WHAT IS ASKED:
Each entry must be reproduced precisely as it stands.

(Data excerpts)
§ §

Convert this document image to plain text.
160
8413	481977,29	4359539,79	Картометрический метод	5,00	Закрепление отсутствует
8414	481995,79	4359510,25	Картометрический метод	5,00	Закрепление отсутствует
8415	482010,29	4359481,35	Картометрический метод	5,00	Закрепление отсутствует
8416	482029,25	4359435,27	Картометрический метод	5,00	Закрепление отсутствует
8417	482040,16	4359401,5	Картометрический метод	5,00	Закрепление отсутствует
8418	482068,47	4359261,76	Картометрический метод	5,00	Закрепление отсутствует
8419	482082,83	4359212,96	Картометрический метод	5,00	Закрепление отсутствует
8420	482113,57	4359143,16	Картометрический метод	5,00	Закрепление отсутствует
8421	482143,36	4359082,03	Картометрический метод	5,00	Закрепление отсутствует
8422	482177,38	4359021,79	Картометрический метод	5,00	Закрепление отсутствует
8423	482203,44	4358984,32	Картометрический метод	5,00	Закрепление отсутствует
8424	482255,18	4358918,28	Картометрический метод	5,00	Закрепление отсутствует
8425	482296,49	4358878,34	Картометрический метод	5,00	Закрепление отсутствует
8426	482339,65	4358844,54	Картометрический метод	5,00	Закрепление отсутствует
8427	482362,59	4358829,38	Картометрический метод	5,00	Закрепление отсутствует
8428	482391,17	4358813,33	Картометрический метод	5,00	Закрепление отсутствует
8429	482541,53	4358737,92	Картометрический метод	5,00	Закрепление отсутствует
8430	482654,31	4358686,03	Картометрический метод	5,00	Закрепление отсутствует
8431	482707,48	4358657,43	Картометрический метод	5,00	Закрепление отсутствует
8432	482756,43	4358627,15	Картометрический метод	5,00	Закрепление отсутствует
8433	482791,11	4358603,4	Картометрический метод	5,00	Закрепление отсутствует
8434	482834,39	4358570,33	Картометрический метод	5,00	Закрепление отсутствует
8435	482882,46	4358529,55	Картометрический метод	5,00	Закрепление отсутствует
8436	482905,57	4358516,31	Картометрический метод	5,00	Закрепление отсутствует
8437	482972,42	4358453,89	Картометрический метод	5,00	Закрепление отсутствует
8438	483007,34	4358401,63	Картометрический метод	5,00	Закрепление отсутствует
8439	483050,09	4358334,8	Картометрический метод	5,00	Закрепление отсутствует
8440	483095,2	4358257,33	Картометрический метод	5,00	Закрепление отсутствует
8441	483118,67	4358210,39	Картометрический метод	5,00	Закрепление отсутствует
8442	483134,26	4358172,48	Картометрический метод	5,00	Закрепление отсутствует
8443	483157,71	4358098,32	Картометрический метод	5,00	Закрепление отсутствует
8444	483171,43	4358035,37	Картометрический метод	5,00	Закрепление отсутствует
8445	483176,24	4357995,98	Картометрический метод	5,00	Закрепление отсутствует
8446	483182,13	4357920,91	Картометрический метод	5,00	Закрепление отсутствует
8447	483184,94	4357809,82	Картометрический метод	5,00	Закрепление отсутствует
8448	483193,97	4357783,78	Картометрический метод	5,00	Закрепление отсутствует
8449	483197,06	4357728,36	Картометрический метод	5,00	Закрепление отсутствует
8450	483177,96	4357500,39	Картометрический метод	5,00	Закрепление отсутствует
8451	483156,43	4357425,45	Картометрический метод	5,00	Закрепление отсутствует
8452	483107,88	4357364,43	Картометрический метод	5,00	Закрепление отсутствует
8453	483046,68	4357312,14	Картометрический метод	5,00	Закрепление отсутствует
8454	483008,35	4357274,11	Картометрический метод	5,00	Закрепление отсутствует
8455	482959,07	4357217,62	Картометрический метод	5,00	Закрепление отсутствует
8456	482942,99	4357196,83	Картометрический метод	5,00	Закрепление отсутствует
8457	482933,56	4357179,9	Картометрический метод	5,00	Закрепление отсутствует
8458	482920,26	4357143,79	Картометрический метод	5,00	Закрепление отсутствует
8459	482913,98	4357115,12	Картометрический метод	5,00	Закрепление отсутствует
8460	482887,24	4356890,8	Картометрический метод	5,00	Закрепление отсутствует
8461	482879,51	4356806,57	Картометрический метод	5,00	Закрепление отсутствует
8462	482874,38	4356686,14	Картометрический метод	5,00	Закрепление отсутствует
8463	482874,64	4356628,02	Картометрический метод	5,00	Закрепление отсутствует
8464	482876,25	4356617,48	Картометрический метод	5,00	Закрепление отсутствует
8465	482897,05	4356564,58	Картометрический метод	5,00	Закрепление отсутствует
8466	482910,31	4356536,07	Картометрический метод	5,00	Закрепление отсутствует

§ §

TASK RESPONSE:
Convert this document image to plain text.
160
8413	481977,29	4359539,79	Картометрический метод	5,00	Закрепление отсутствует
8414	481995,79	4359510,25	Картометрический метод	5,00	Закрепление отсутствует
8415	482010,29	4359481,35	Картометрический метод	5,00	Закрепление отсутствует
8416	482029,25	4359435,27	Картометрический метод	5,00	Закрепление отсутствует
8417	482040,16	4359401,5	Картометрический метод	5,00	Закрепление отсутствует
8418	482068,47	4359261,76	Картометрический метод	5,00	Закрепление отсутствует
8419	482082,83	4359212,96	Картометрический метод	5,00	Закрепление отсутствует
8420	482113,57	4359143,16	Картометрический метод	5,00	Закрепление отсутствует
8421	482143,36	4359082,03	Картометрический метод	5,00	Закрепление отсутствует
8422	482177,38	4359021,79	Картометрический метод	5,00	Закрепление отсутствует
8423	482203,44	4358984,32	Картометрический метод	5,00	Закрепление отсутствует
8424	482255,18	4358918,28	Картометрический метод	5,00	Закрепление отсутствует
8425	482296,49	4358878,34	Картометрический метод	5,00	Закрепление отсутствует
8426	482339,65	4358844,54	Картометрический метод	5,00	Закрепление отсутствует
8427	482362,59	4358829,38	Картометрический метод	5,00	Закрепление отсутствует
8428	482391,17	4358813,33	Картометрический метод	5,00	Закрепление отсутствует
8429	482541,53	4358737,92	Картометрический метод	5,00	Закрепление отсутствует
8430	482654,31	4358686,03	Картометрический метод	5,00	Закрепление отсутствует
8431	482707,48	4358657,43	Картометрический метод	5,00	Закрепление отсутствует
8432	482756,43	4358627,15	Картометрический метод	5,00	Закрепление отсутствует
8433	482791,11	4358603,4	Картометрический метод	5,00	Закрепление отсутствует
8434	482834,39	4358570,33	Картометрический метод	5,00	Закрепление отсутствует
8435	482882,46	4358529,55	Картометрический метод	5,00	Закрепление отсутствует
8436	482905,57	4358516,31	Картометрический метод	5,00	Закрепление отсутствует
8437	482972,42	4358453,89	Картометрический метод	5,00	Закрепление отсутствует
8438	483007,34	4358401,63	Картометрический метод	5,00	Закрепление отсутствует
8439	483050,09	4358334,8	Картометрический метод	5,00	Закрепление отсутствует
8440	483095,2	4358257,33	Картометрический метод	5,00	Закрепление отсутствует
8441	483118,67	4358210,39	Картометрический метод	5,00	Закрепление отсутствует
8442	483134,26	4358172,48	Картометрический метод	5,00	Закрепление отсутствует
8443	483157,71	4358098,32	Картометрический метод	5,00	Закрепление отсутствует
8444	483171,43	4358035,37	Картометрический метод	5,00	Закрепление отсутствует
8445	483176,24	4357995,98	Картометрический метод	5,00	Закрепление отсутствует
8446	483182,13	4357920,91	Картометрический метод	5,00	Закрепление отсутствует
8447	483184,94	4357809,82	Картометрический метод	5,00	Закрепление отсутствует
8448	483193,97	4357783,78	Картометрический метод	5,00	Закрепление отсутствует
8449	483197,06	4357728,36	Картометрический метод	5,00	Закрепление отсутствует
8450	483177,96	4357500,39	Картометрический метод	5,00	Закрепление отсутствует
8451	483156,43	4357425,45	Картометрический метод	5,00	Закрепление отсутствует
8452	483107,88	4357364,43	Картометрический метод	5,00	Закрепление отсутствует
8453	483046,68	4357312,14	Картометрический метод	5,00	Закрепление отсутствует
8454	483008,35	4357274,11	Картометрический метод	5,00	Закрепление отсутствует
8455	482959,07	4357217,62	Картометрический метод	5,00	Закрепление отсутствует
8456	482942,99	4357196,83	Картометрический метод	5,00	Закрепление отсутствует
8457	482933,56	4357179,9	Картометрический метод	5,00	Закрепление отсутствует
8458	482920,26	4357143,79	Картометрический метод	5,00	Закрепление отсутствует
8459	482913,98	4357115,12	Картометрический метод	5,00	Закрепление отсутствует
8460	482887,24	4356890,8	Картометрический метод	5,00	Закрепление отсутствует
8461	482879,51	4356806,57	Картометрический метод	5,00	Закрепление отсутствует
8462	482874,38	4356686,14	Картометрический метод	5,00	Закрепление отсутствует
8463	482874,64	4356628,02	Картометрический метод	5,00	Закрепление отсутствует
8464	482876,25	4356617,48	Картометрический метод	5,00	Закрепление отсутствует
8465	482897,05	4356564,58	Картометрический метод	5,00	Закрепление отсутствует
8466	482910,31	4356536,07	Картометрический метод	5,00	Закрепление отсутствует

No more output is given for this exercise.